● Work required
Copy out all the entries word for word.

● Material
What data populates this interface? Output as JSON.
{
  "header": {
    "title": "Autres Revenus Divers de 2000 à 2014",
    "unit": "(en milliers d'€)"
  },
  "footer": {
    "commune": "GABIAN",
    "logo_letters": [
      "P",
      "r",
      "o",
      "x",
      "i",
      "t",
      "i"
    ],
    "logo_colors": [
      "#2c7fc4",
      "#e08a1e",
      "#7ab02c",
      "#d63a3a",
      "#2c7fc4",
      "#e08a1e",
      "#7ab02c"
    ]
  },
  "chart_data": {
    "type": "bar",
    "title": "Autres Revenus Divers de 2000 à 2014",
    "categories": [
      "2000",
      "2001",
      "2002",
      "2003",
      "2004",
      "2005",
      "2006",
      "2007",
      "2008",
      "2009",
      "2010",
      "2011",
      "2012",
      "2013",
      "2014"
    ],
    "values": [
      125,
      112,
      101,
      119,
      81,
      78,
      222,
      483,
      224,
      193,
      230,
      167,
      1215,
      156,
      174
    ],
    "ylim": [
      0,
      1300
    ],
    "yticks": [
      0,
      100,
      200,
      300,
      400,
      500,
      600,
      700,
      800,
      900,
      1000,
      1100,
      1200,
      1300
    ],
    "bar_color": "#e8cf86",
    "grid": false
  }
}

● Response for this exercise
What data populates this interface? Output as JSON.
{
  "header": {
    "title": "Autres Revenus Divers de 2000 à 2014",
    "unit": "(en milliers d'€)"
  },
  "footer": {
    "commune": "GABIAN",
    "logo_letters": [
      "P",
      "r",
      "o",
      "x",
      "i",
      "t",
      "i"
    ],
    "logo_colors": [
      "#2c7fc4",
      "#e08a1e",
      "#7ab02c",
      "#d63a3a",
      "#2c7fc4",
      "#e08a1e",
      "#7ab02c"
    ]
  },
  "chart_data": {
    "type": "bar",
    "title": "Autres Revenus Divers de 2000 à 2014",
    "categories": [
      "2000",
      "2001",
      "2002",
      "2003",
      "2004",
      "2005",
      "2006",
      "2007",
      "2008",
      "2009",
      "2010",
      "2011",
      "2012",
      "2013",
      "2014"
    ],
    "values": [
      125,
      112,
      101,
      119,
      81,
      78,
      222,
      483,
      224,
      193,
      230,
      167,
      1215,
      156,
      174
    ],
    "ylim": [
      0,
      1300
    ],
    "yticks": [
      0,
      100,
      200,
      300,
      400,
      500,
      600,
      700,
      800,
      900,
      1000,
      1100,
      1200,
      1300
    ],
    "bar_color": "#e8cf86",
    "grid": false
  }
}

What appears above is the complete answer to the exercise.